What to do:
Gather all lines in the entries that include the word "color".

Data supplied:
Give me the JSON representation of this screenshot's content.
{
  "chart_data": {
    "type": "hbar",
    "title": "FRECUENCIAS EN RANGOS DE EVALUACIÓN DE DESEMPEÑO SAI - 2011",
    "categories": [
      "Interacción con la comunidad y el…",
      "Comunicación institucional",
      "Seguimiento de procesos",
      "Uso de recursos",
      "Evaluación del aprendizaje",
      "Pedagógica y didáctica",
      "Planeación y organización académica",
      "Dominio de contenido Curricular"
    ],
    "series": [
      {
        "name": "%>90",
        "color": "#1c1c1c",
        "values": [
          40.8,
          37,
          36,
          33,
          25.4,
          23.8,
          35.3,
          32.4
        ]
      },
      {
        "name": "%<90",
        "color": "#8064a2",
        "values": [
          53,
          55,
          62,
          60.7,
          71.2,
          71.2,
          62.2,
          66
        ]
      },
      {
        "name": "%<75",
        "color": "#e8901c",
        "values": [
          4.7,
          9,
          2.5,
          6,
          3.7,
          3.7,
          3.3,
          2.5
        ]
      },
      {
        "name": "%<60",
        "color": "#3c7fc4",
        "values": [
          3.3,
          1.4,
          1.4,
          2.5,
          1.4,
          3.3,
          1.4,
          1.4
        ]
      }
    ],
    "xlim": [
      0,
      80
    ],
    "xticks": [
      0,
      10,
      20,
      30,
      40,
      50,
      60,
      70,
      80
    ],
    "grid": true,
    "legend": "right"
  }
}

Correct output:
        "color": "#1c1c1c",
        "color": "#8064a2",
        "color": "#e8901c",
        "color": "#3c7fc4",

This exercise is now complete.